#### Problem statement:
Exclude the pictures; give every entry again exactly as written.

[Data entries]
============

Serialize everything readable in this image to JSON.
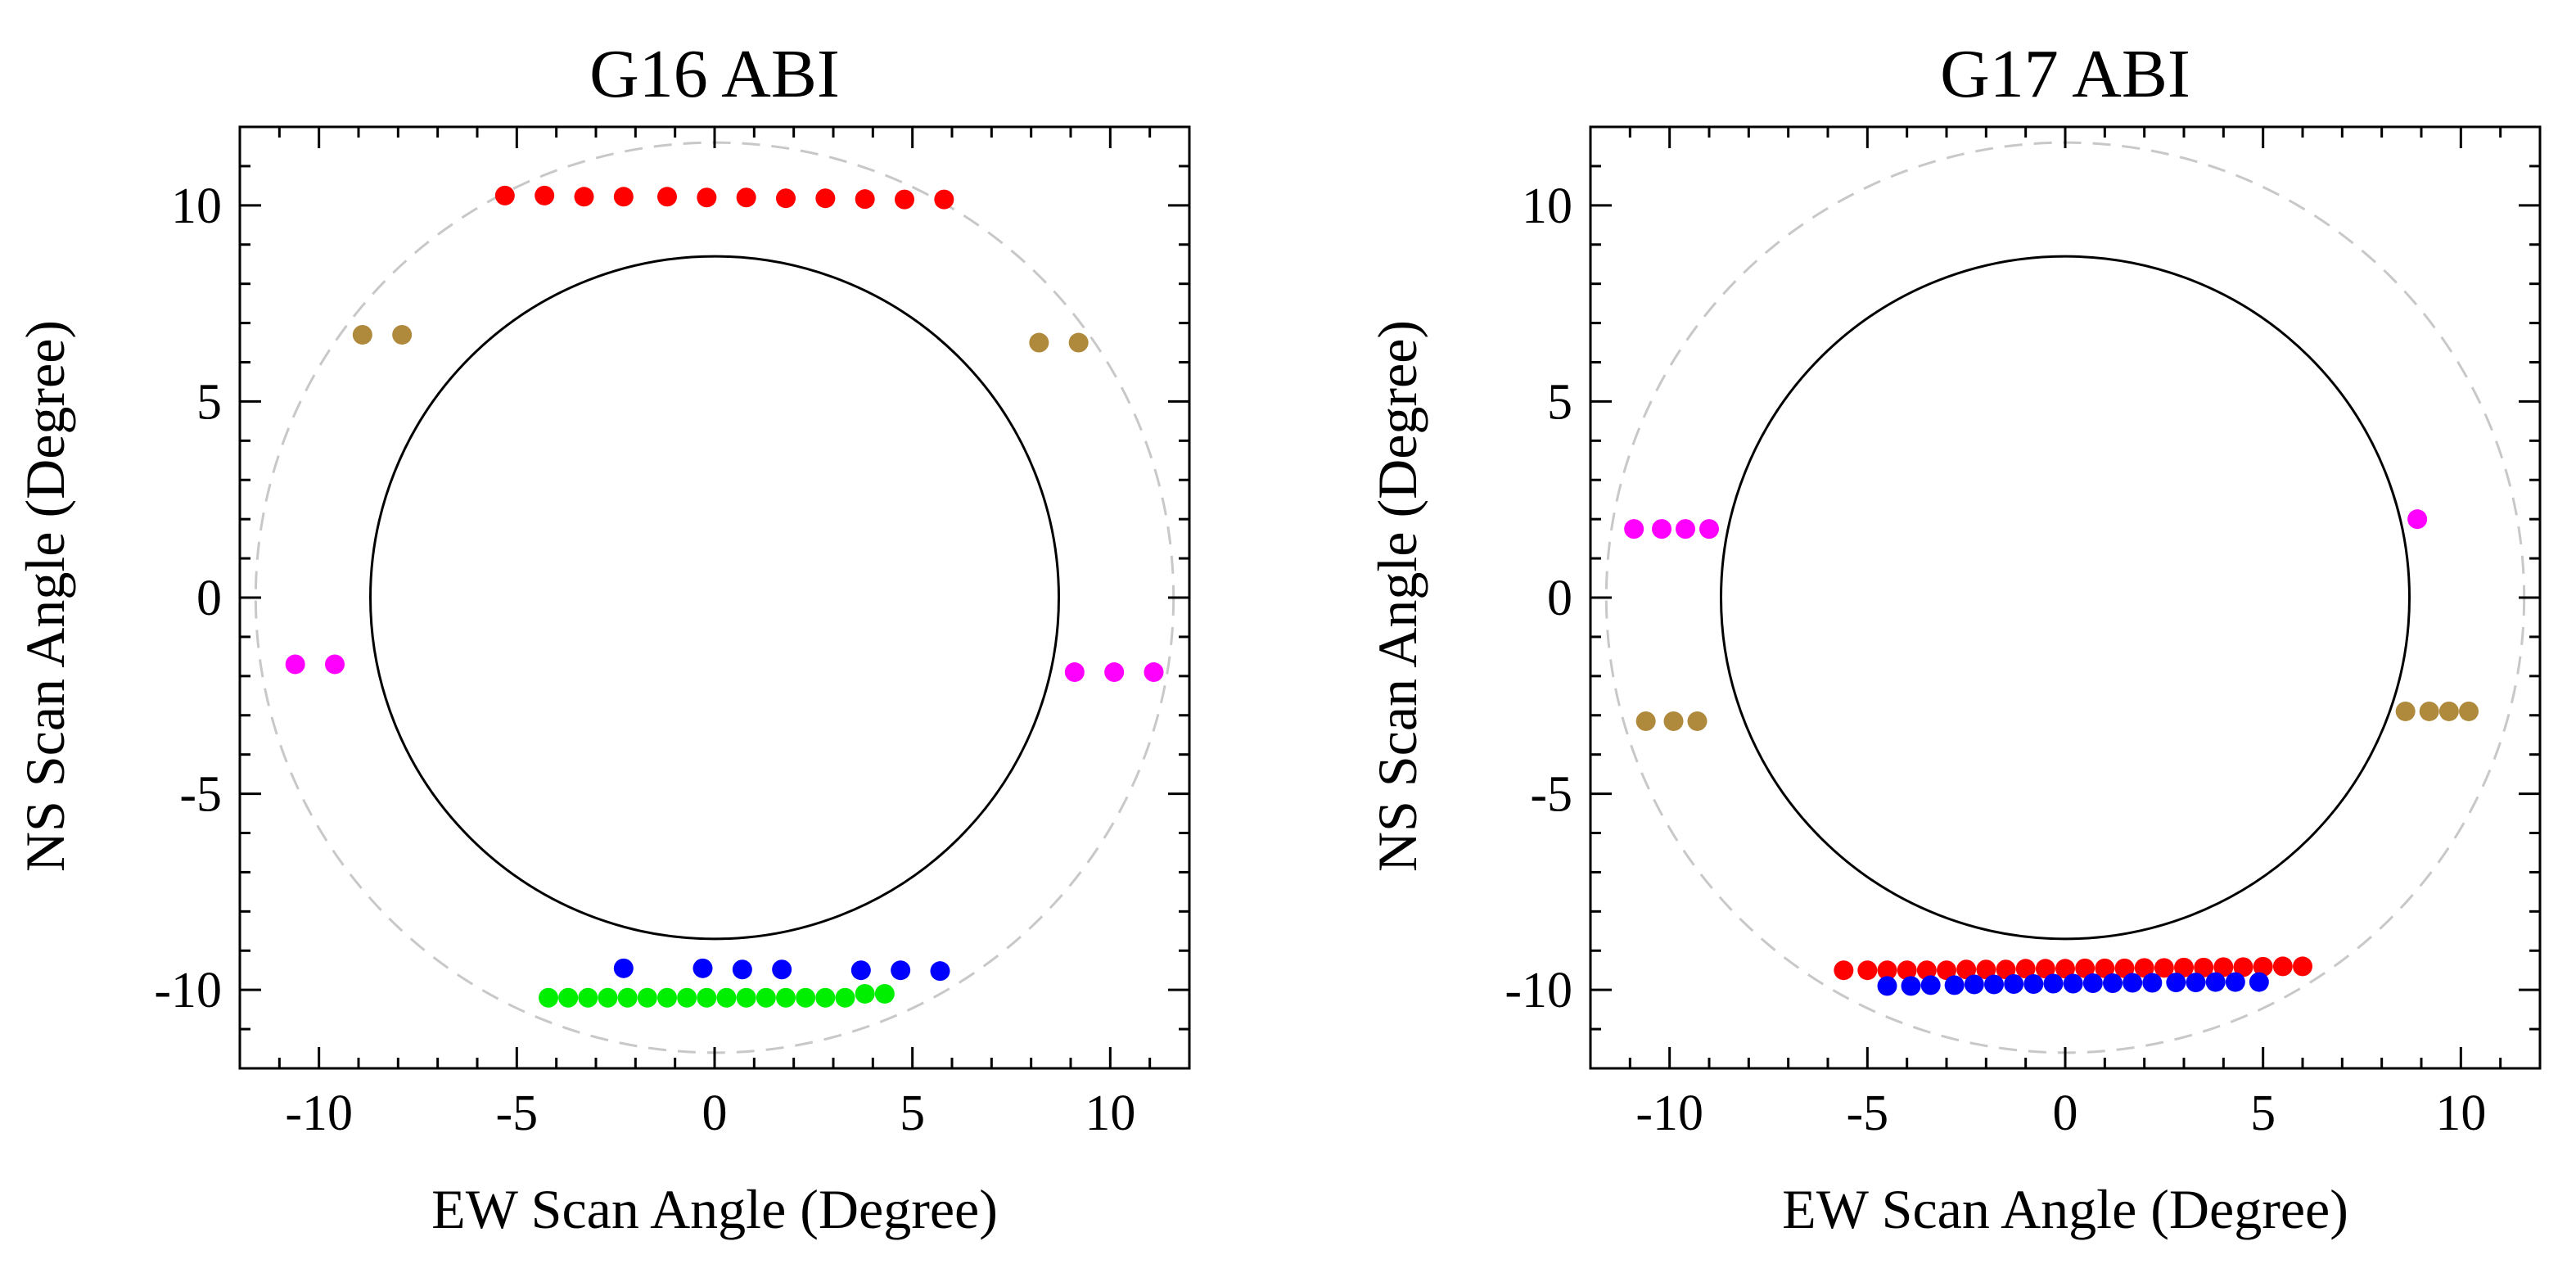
{
  "chart_data": [
    {
      "type": "scatter",
      "title": "G16 ABI",
      "xlabel": "EW Scan Angle (Degree)",
      "ylabel": "NS Scan Angle (Degree)",
      "xlim": [
        -12,
        12
      ],
      "ylim": [
        -12,
        12
      ],
      "xticks": [
        -10,
        -5,
        0,
        5,
        10
      ],
      "yticks": [
        -10,
        -5,
        0,
        5,
        10
      ],
      "xtick_labels": [
        "-10",
        "-5",
        "0",
        "5",
        "10"
      ],
      "ytick_labels": [
        "-10",
        "-5",
        "0",
        "5",
        "10"
      ],
      "reference_circles": [
        {
          "name": "earth-disk",
          "radius": 8.7,
          "style": "solid",
          "color": "#000000"
        },
        {
          "name": "scan-limit",
          "radius": 11.6,
          "style": "dashed",
          "color": "#c8c8c8"
        }
      ],
      "series": [
        {
          "name": "red",
          "color": "#ff0000",
          "x": [
            -5.3,
            -4.3,
            -3.3,
            -2.3,
            -1.2,
            -0.2,
            0.8,
            1.8,
            2.8,
            3.8,
            4.8,
            5.8
          ],
          "y": [
            10.25,
            10.25,
            10.22,
            10.22,
            10.22,
            10.2,
            10.2,
            10.18,
            10.18,
            10.16,
            10.15,
            10.15
          ]
        },
        {
          "name": "brown",
          "color": "#b08a3c",
          "x": [
            -8.9,
            -7.9,
            8.2,
            9.2
          ],
          "y": [
            6.7,
            6.7,
            6.5,
            6.5
          ]
        },
        {
          "name": "magenta",
          "color": "#ff00ff",
          "x": [
            -10.6,
            -9.6,
            9.1,
            10.1,
            11.1
          ],
          "y": [
            -1.7,
            -1.7,
            -1.9,
            -1.9,
            -1.9
          ]
        },
        {
          "name": "blue",
          "color": "#0000ff",
          "x": [
            -2.3,
            -0.3,
            0.7,
            1.7,
            3.7,
            4.7,
            5.7
          ],
          "y": [
            -9.45,
            -9.45,
            -9.48,
            -9.48,
            -9.5,
            -9.5,
            -9.52
          ]
        },
        {
          "name": "green",
          "color": "#00ee00",
          "x": [
            -4.2,
            -3.7,
            -3.2,
            -2.7,
            -2.2,
            -1.7,
            -1.2,
            -0.7,
            -0.2,
            0.3,
            0.8,
            1.3,
            1.8,
            2.3,
            2.8,
            3.3,
            3.8,
            4.3
          ],
          "y": [
            -10.2,
            -10.2,
            -10.2,
            -10.2,
            -10.2,
            -10.2,
            -10.2,
            -10.2,
            -10.2,
            -10.2,
            -10.2,
            -10.2,
            -10.2,
            -10.2,
            -10.2,
            -10.2,
            -10.1,
            -10.1
          ]
        }
      ]
    },
    {
      "type": "scatter",
      "title": "G17 ABI",
      "xlabel": "EW Scan Angle (Degree)",
      "ylabel": "NS Scan Angle (Degree)",
      "xlim": [
        -12,
        12
      ],
      "ylim": [
        -12,
        12
      ],
      "xticks": [
        -10,
        -5,
        0,
        5,
        10
      ],
      "yticks": [
        -10,
        -5,
        0,
        5,
        10
      ],
      "xtick_labels": [
        "-10",
        "-5",
        "0",
        "5",
        "10"
      ],
      "ytick_labels": [
        "-10",
        "-5",
        "0",
        "5",
        "10"
      ],
      "reference_circles": [
        {
          "name": "earth-disk",
          "radius": 8.7,
          "style": "solid",
          "color": "#000000"
        },
        {
          "name": "scan-limit",
          "radius": 11.6,
          "style": "dashed",
          "color": "#c8c8c8"
        }
      ],
      "series": [
        {
          "name": "magenta",
          "color": "#ff00ff",
          "x": [
            -10.9,
            -10.2,
            -9.6,
            -9.0,
            8.9
          ],
          "y": [
            1.75,
            1.75,
            1.75,
            1.75,
            2.0
          ]
        },
        {
          "name": "brown",
          "color": "#b08a3c",
          "x": [
            -10.6,
            -9.9,
            -9.3,
            8.6,
            9.2,
            9.7,
            10.2
          ],
          "y": [
            -3.15,
            -3.15,
            -3.15,
            -2.9,
            -2.9,
            -2.9,
            -2.9
          ]
        },
        {
          "name": "red",
          "color": "#ff0000",
          "x": [
            -5.6,
            -5.0,
            -4.5,
            -4.0,
            -3.5,
            -3.0,
            -2.5,
            -2.0,
            -1.5,
            -1.0,
            -0.5,
            0.0,
            0.5,
            1.0,
            1.5,
            2.0,
            2.5,
            3.0,
            3.5,
            4.0,
            4.5,
            5.0,
            5.5,
            6.0
          ],
          "y": [
            -9.5,
            -9.5,
            -9.5,
            -9.5,
            -9.5,
            -9.5,
            -9.48,
            -9.48,
            -9.48,
            -9.46,
            -9.46,
            -9.46,
            -9.45,
            -9.45,
            -9.45,
            -9.44,
            -9.44,
            -9.43,
            -9.43,
            -9.42,
            -9.42,
            -9.41,
            -9.4,
            -9.4
          ]
        },
        {
          "name": "blue",
          "color": "#0000ff",
          "x": [
            -4.5,
            -3.9,
            -3.4,
            -2.8,
            -2.3,
            -1.8,
            -1.3,
            -0.8,
            -0.3,
            0.2,
            0.7,
            1.2,
            1.7,
            2.2,
            2.8,
            3.3,
            3.8,
            4.3,
            4.9
          ],
          "y": [
            -9.9,
            -9.9,
            -9.88,
            -9.88,
            -9.86,
            -9.86,
            -9.85,
            -9.85,
            -9.84,
            -9.84,
            -9.83,
            -9.83,
            -9.82,
            -9.82,
            -9.81,
            -9.81,
            -9.8,
            -9.8,
            -9.8
          ]
        }
      ]
    }
  ]
}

============

#### Answer to this exercise:
Serialize everything readable in this image to JSON.
{
  "chart_data": [
    {
      "type": "scatter",
      "title": "G16 ABI",
      "xlabel": "EW Scan Angle (Degree)",
      "ylabel": "NS Scan Angle (Degree)",
      "xlim": [
        -12,
        12
      ],
      "ylim": [
        -12,
        12
      ],
      "xticks": [
        -10,
        -5,
        0,
        5,
        10
      ],
      "yticks": [
        -10,
        -5,
        0,
        5,
        10
      ],
      "xtick_labels": [
        "-10",
        "-5",
        "0",
        "5",
        "10"
      ],
      "ytick_labels": [
        "-10",
        "-5",
        "0",
        "5",
        "10"
      ],
      "reference_circles": [
        {
          "name": "earth-disk",
          "radius": 8.7,
          "style": "solid",
          "color": "#000000"
        },
        {
          "name": "scan-limit",
          "radius": 11.6,
          "style": "dashed",
          "color": "#c8c8c8"
        }
      ],
      "series": [
        {
          "name": "red",
          "color": "#ff0000",
          "x": [
            -5.3,
            -4.3,
            -3.3,
            -2.3,
            -1.2,
            -0.2,
            0.8,
            1.8,
            2.8,
            3.8,
            4.8,
            5.8
          ],
          "y": [
            10.25,
            10.25,
            10.22,
            10.22,
            10.22,
            10.2,
            10.2,
            10.18,
            10.18,
            10.16,
            10.15,
            10.15
          ]
        },
        {
          "name": "brown",
          "color": "#b08a3c",
          "x": [
            -8.9,
            -7.9,
            8.2,
            9.2
          ],
          "y": [
            6.7,
            6.7,
            6.5,
            6.5
          ]
        },
        {
          "name": "magenta",
          "color": "#ff00ff",
          "x": [
            -10.6,
            -9.6,
            9.1,
            10.1,
            11.1
          ],
          "y": [
            -1.7,
            -1.7,
            -1.9,
            -1.9,
            -1.9
          ]
        },
        {
          "name": "blue",
          "color": "#0000ff",
          "x": [
            -2.3,
            -0.3,
            0.7,
            1.7,
            3.7,
            4.7,
            5.7
          ],
          "y": [
            -9.45,
            -9.45,
            -9.48,
            -9.48,
            -9.5,
            -9.5,
            -9.52
          ]
        },
        {
          "name": "green",
          "color": "#00ee00",
          "x": [
            -4.2,
            -3.7,
            -3.2,
            -2.7,
            -2.2,
            -1.7,
            -1.2,
            -0.7,
            -0.2,
            0.3,
            0.8,
            1.3,
            1.8,
            2.3,
            2.8,
            3.3,
            3.8,
            4.3
          ],
          "y": [
            -10.2,
            -10.2,
            -10.2,
            -10.2,
            -10.2,
            -10.2,
            -10.2,
            -10.2,
            -10.2,
            -10.2,
            -10.2,
            -10.2,
            -10.2,
            -10.2,
            -10.2,
            -10.2,
            -10.1,
            -10.1
          ]
        }
      ]
    },
    {
      "type": "scatter",
      "title": "G17 ABI",
      "xlabel": "EW Scan Angle (Degree)",
      "ylabel": "NS Scan Angle (Degree)",
      "xlim": [
        -12,
        12
      ],
      "ylim": [
        -12,
        12
      ],
      "xticks": [
        -10,
        -5,
        0,
        5,
        10
      ],
      "yticks": [
        -10,
        -5,
        0,
        5,
        10
      ],
      "xtick_labels": [
        "-10",
        "-5",
        "0",
        "5",
        "10"
      ],
      "ytick_labels": [
        "-10",
        "-5",
        "0",
        "5",
        "10"
      ],
      "reference_circles": [
        {
          "name": "earth-disk",
          "radius": 8.7,
          "style": "solid",
          "color": "#000000"
        },
        {
          "name": "scan-limit",
          "radius": 11.6,
          "style": "dashed",
          "color": "#c8c8c8"
        }
      ],
      "series": [
        {
          "name": "magenta",
          "color": "#ff00ff",
          "x": [
            -10.9,
            -10.2,
            -9.6,
            -9.0,
            8.9
          ],
          "y": [
            1.75,
            1.75,
            1.75,
            1.75,
            2.0
          ]
        },
        {
          "name": "brown",
          "color": "#b08a3c",
          "x": [
            -10.6,
            -9.9,
            -9.3,
            8.6,
            9.2,
            9.7,
            10.2
          ],
          "y": [
            -3.15,
            -3.15,
            -3.15,
            -2.9,
            -2.9,
            -2.9,
            -2.9
          ]
        },
        {
          "name": "red",
          "color": "#ff0000",
          "x": [
            -5.6,
            -5.0,
            -4.5,
            -4.0,
            -3.5,
            -3.0,
            -2.5,
            -2.0,
            -1.5,
            -1.0,
            -0.5,
            0.0,
            0.5,
            1.0,
            1.5,
            2.0,
            2.5,
            3.0,
            3.5,
            4.0,
            4.5,
            5.0,
            5.5,
            6.0
          ],
          "y": [
            -9.5,
            -9.5,
            -9.5,
            -9.5,
            -9.5,
            -9.5,
            -9.48,
            -9.48,
            -9.48,
            -9.46,
            -9.46,
            -9.46,
            -9.45,
            -9.45,
            -9.45,
            -9.44,
            -9.44,
            -9.43,
            -9.43,
            -9.42,
            -9.42,
            -9.41,
            -9.4,
            -9.4
          ]
        },
        {
          "name": "blue",
          "color": "#0000ff",
          "x": [
            -4.5,
            -3.9,
            -3.4,
            -2.8,
            -2.3,
            -1.8,
            -1.3,
            -0.8,
            -0.3,
            0.2,
            0.7,
            1.2,
            1.7,
            2.2,
            2.8,
            3.3,
            3.8,
            4.3,
            4.9
          ],
          "y": [
            -9.9,
            -9.9,
            -9.88,
            -9.88,
            -9.86,
            -9.86,
            -9.85,
            -9.85,
            -9.84,
            -9.84,
            -9.83,
            -9.83,
            -9.82,
            -9.82,
            -9.81,
            -9.81,
            -9.8,
            -9.8,
            -9.8
          ]
        }
      ]
    }
  ]
}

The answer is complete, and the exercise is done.